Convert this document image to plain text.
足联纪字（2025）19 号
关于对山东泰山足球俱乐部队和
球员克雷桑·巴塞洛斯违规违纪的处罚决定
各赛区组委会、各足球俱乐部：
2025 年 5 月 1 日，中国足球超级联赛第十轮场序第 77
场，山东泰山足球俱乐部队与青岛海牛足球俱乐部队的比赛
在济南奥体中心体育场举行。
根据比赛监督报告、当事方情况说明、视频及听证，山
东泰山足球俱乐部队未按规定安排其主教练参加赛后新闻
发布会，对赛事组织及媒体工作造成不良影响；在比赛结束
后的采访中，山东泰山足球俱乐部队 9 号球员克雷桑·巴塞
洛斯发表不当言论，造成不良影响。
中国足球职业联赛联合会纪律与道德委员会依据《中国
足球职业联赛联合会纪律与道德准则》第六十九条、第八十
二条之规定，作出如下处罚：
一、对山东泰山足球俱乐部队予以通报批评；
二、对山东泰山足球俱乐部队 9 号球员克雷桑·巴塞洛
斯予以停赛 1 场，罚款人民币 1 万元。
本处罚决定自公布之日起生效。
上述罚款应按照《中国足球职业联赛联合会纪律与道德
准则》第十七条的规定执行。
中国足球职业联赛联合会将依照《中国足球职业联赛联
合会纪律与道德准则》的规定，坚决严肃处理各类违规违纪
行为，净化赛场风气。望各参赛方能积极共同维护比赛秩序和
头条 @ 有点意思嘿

**TASK**
Take every line from the records above that has the word "号球员克雷桑" and copy it.

**COMPLETED EXERCISE**
后的采访中，山东泰山足球俱乐部队 9 号球员克雷桑·巴塞
二、对山东泰山足球俱乐部队 9 号球员克雷桑·巴塞洛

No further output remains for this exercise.